[Stored data entries]
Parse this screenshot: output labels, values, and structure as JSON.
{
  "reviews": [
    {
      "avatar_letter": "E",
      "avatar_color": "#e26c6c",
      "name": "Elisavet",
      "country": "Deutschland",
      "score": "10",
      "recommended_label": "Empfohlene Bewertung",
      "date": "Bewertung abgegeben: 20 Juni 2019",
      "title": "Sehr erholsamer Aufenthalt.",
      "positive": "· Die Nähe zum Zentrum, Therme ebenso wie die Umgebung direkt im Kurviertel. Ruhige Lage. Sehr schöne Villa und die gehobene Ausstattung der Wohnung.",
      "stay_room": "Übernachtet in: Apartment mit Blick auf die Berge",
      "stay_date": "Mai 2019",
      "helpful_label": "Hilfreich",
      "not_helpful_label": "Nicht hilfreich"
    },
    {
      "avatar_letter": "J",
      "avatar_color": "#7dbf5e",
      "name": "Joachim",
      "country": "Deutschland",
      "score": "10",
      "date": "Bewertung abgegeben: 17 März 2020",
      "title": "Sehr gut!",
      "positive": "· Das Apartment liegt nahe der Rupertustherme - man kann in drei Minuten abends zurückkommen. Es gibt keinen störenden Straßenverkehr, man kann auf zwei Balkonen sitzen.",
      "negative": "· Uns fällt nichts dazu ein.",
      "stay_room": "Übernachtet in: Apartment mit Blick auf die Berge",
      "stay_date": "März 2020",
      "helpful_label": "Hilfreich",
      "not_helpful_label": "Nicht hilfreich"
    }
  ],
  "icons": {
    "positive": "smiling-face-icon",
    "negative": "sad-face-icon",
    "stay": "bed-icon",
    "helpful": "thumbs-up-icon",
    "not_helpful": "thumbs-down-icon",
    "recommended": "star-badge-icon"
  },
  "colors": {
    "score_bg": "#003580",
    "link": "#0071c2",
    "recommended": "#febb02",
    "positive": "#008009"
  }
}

WHAT YOU HAVE TO DO:
Which lines of the data above contain "negative"? Copy each one.

WRITTEN RESPONSE:
      "negative": "· Uns fällt nichts dazu ein.",
    "negative": "sad-face-icon",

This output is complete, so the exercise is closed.